* GIVEN EXERCISE: Find every line containing the word "xmlns" in the records below; report only how many there are.
- - -
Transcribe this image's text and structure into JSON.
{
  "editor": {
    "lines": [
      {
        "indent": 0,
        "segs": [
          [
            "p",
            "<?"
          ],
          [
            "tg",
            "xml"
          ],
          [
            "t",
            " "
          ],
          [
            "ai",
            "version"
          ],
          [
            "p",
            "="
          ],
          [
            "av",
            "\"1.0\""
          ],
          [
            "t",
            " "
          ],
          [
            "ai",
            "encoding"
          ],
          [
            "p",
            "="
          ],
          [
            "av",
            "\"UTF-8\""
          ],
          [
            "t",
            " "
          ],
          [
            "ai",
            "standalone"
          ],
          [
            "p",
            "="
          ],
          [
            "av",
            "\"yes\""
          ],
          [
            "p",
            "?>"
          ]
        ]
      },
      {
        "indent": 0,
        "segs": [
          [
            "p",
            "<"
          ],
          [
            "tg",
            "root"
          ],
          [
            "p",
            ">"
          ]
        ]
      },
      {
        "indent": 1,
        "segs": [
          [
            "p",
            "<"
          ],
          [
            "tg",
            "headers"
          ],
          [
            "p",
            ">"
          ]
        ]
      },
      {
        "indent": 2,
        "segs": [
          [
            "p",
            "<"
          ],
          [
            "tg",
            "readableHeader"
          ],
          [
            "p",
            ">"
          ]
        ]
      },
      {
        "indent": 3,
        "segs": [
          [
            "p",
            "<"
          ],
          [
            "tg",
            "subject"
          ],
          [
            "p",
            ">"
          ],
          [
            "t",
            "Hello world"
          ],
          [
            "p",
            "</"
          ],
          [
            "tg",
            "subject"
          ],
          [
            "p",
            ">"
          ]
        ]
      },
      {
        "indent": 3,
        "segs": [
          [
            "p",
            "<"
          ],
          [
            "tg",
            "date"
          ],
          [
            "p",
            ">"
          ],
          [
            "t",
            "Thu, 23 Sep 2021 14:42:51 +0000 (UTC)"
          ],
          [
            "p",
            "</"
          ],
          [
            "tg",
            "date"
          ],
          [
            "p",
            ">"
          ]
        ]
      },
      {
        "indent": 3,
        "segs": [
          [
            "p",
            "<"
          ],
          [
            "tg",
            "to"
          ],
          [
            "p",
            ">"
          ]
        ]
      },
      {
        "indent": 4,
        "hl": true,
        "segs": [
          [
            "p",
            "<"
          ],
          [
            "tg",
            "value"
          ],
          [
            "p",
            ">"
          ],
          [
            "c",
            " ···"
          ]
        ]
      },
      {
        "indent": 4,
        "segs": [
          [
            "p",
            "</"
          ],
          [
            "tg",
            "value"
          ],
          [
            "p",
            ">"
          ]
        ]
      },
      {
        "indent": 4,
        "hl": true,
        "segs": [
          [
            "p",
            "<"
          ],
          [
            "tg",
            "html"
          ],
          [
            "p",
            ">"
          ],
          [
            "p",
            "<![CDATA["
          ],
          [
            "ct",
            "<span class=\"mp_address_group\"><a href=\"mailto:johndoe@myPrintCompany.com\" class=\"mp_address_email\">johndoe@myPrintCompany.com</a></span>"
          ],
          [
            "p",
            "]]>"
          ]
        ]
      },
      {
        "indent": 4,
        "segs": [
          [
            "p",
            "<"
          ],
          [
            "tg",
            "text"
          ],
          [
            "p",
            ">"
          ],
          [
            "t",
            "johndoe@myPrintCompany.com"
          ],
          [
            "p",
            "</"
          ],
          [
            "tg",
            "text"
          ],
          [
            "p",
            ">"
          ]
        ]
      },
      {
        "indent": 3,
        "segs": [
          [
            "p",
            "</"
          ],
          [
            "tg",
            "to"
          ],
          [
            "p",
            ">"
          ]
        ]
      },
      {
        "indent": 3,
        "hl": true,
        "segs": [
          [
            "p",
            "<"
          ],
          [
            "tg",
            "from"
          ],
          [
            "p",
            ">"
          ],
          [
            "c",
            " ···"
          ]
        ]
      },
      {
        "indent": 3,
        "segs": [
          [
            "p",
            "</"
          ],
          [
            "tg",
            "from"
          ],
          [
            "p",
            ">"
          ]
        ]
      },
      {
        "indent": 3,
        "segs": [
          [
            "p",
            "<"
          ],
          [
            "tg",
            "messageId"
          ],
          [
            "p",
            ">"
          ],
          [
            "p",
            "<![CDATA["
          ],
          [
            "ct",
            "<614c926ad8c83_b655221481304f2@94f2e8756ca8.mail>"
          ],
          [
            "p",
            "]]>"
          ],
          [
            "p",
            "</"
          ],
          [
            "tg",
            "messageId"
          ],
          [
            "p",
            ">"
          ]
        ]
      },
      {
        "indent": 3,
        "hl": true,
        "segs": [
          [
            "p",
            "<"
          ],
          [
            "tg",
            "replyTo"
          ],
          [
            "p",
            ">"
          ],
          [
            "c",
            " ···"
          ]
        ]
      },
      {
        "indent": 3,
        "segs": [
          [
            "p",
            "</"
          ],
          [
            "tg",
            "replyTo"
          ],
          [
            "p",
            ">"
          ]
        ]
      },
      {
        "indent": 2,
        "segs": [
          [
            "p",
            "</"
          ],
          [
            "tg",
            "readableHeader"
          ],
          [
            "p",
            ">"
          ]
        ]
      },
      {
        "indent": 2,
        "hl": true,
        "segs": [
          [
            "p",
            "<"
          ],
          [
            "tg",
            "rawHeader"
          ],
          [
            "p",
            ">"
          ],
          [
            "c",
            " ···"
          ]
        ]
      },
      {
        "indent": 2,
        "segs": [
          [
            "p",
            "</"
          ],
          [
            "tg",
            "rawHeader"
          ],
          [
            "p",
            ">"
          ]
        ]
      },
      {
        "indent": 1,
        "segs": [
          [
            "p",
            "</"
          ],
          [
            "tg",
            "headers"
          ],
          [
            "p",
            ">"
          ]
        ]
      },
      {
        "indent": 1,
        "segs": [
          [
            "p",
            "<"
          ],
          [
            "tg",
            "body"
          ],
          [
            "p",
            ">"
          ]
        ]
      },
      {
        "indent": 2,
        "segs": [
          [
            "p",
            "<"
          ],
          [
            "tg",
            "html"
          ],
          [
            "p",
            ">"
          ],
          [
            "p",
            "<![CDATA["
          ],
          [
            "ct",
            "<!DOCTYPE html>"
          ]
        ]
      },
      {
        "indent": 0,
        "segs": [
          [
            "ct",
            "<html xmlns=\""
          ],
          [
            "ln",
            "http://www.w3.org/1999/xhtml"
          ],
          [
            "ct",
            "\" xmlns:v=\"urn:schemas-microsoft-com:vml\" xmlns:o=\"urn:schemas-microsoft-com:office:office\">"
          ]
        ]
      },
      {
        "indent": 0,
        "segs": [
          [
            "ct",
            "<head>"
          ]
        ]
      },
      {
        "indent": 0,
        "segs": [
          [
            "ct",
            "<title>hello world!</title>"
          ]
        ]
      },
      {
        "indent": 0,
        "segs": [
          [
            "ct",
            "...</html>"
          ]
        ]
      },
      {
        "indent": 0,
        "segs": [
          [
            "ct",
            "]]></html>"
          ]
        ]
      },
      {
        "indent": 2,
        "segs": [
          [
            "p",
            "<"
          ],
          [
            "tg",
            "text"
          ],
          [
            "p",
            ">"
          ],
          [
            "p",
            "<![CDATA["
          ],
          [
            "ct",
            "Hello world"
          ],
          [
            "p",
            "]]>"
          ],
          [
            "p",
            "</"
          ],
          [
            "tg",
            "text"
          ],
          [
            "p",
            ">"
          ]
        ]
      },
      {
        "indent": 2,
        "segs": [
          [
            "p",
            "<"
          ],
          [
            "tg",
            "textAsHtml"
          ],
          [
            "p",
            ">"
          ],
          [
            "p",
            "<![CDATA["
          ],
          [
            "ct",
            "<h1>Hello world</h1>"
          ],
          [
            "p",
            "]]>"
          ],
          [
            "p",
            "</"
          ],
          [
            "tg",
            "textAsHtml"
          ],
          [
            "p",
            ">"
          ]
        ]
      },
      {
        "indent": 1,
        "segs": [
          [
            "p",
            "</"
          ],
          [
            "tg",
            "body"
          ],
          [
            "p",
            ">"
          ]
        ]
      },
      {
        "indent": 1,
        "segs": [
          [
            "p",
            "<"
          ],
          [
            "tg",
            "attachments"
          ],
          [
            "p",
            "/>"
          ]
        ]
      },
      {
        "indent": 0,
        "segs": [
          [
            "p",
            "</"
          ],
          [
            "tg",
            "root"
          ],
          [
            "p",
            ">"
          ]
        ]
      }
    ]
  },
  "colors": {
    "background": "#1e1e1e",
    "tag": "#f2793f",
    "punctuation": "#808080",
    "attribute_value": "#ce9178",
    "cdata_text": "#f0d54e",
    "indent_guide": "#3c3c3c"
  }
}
- - -
* FULL ANSWER: 2